REQUIREMENTS
Lines that include the word "рождения" are the ones to copy.

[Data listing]
-=-=-=-=-

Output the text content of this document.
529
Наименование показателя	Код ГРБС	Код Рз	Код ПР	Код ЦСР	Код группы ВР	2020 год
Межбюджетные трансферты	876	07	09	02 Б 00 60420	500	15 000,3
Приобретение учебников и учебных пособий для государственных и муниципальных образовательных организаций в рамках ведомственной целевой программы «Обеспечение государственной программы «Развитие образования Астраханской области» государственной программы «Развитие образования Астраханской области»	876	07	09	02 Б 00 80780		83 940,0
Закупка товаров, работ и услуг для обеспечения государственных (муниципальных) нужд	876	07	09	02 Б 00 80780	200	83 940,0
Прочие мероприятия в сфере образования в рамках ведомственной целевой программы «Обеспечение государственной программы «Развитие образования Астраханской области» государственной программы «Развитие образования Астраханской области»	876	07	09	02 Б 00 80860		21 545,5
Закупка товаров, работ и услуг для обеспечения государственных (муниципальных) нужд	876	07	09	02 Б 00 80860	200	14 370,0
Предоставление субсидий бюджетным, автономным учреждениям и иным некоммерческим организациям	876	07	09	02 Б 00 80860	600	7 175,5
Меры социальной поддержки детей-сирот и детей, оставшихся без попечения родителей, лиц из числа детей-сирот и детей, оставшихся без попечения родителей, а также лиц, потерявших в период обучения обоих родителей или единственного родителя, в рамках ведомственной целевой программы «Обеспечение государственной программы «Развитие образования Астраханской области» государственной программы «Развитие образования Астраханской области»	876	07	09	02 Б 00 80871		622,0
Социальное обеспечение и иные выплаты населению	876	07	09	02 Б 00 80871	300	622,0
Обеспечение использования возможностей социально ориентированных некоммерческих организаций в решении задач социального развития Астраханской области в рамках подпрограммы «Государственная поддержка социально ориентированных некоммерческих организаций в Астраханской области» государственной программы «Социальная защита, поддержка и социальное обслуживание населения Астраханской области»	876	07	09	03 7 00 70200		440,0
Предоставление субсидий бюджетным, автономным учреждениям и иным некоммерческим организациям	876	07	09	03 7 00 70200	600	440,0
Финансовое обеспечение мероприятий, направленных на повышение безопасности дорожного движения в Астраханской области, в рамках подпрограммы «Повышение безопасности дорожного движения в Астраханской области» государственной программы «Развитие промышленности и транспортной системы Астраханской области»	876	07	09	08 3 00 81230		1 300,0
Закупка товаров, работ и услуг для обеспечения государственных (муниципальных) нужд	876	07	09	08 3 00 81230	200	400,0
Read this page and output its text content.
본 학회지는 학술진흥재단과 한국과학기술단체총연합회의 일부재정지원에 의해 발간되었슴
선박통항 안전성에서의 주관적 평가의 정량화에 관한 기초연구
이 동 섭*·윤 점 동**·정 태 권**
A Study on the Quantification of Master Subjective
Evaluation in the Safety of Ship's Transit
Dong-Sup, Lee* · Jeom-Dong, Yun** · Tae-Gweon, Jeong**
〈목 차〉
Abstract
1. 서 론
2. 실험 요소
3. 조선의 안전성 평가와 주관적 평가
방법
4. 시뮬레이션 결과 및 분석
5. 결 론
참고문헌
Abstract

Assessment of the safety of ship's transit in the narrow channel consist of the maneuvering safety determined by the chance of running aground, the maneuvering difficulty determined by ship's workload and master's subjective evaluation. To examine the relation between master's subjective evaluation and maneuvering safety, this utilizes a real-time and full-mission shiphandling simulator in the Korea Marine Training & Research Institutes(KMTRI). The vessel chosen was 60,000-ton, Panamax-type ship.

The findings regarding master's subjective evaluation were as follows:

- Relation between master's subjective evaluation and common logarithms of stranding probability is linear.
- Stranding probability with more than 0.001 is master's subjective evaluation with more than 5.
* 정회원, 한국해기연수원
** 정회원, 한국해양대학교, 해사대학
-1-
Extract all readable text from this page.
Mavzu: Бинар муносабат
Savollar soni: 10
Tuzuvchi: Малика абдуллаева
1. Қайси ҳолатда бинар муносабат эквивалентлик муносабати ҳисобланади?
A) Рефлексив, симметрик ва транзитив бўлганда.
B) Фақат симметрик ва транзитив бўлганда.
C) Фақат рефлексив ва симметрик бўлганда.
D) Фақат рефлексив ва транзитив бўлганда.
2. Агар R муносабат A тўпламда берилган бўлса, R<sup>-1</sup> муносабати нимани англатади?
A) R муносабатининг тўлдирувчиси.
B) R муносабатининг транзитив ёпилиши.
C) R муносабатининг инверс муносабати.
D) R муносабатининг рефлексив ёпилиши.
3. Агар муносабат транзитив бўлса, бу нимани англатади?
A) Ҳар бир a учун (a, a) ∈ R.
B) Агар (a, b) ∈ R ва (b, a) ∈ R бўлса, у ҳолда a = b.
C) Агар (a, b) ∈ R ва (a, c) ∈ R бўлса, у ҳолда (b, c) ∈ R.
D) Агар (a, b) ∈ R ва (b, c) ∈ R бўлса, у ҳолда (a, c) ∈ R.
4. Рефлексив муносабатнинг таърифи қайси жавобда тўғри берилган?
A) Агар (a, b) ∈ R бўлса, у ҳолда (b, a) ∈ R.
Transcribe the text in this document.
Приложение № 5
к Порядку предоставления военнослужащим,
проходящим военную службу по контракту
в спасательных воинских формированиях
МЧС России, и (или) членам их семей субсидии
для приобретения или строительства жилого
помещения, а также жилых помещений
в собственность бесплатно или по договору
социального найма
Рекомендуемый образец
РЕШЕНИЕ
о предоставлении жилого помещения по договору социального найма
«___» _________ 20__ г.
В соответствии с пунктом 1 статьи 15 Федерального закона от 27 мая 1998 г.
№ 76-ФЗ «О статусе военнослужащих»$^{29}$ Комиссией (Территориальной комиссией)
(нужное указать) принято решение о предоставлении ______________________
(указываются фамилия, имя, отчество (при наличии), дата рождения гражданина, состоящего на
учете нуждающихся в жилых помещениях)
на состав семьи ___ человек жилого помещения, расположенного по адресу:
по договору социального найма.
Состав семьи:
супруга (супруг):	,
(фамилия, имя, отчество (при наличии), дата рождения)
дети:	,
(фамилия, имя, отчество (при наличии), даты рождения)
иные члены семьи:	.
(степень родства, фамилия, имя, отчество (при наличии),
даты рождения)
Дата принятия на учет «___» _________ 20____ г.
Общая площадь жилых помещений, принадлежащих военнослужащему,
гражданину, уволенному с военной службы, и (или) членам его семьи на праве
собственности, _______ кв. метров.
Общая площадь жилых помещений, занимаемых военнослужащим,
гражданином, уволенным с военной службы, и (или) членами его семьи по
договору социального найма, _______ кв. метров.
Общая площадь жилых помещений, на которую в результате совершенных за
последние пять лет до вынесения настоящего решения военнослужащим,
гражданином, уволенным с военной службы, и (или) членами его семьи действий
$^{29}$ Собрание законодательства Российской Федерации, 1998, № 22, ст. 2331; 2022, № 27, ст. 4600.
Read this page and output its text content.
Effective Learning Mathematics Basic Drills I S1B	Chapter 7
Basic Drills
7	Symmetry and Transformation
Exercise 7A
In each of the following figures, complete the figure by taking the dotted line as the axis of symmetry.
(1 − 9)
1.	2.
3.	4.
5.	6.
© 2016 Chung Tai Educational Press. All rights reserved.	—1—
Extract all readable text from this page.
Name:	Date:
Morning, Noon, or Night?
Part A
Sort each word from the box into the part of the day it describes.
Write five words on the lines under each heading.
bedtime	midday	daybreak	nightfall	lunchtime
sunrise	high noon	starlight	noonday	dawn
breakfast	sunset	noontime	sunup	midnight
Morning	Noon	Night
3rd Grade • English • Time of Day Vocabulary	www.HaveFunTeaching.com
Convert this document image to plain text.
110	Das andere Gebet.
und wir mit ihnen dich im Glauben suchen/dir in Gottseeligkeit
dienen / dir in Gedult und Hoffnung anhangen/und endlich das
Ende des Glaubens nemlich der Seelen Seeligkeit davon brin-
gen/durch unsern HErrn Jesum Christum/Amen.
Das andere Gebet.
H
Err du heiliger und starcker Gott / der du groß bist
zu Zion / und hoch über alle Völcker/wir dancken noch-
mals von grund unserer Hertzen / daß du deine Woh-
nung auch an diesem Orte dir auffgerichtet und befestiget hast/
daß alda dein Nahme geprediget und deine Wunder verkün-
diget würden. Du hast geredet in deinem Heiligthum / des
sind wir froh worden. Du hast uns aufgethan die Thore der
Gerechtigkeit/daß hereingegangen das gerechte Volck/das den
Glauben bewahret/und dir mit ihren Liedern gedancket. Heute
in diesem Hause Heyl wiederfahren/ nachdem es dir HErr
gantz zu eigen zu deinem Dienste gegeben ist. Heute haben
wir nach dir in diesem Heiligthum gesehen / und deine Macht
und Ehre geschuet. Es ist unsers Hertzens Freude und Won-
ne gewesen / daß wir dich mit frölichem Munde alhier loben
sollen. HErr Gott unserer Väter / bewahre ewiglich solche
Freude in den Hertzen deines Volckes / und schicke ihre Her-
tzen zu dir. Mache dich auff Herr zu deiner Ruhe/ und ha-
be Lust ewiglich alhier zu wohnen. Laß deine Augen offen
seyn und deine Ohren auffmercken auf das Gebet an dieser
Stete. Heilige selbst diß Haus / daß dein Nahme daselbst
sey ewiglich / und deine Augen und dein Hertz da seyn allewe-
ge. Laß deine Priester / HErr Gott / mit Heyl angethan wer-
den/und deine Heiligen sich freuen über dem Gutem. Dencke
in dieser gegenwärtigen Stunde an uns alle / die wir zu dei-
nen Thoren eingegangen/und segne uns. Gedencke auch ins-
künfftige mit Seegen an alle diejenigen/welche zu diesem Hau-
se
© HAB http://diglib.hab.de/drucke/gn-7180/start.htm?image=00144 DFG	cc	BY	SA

-=-=-=-=-

PROBLEM SOLUTION
(указываются фамилия, имя, отчество (при наличии), дата рождения гражданина, состоящего на
(фамилия, имя, отчество (при наличии), дата рождения)
(фамилия, имя, отчество (при наличии), даты рождения)
даты рождения)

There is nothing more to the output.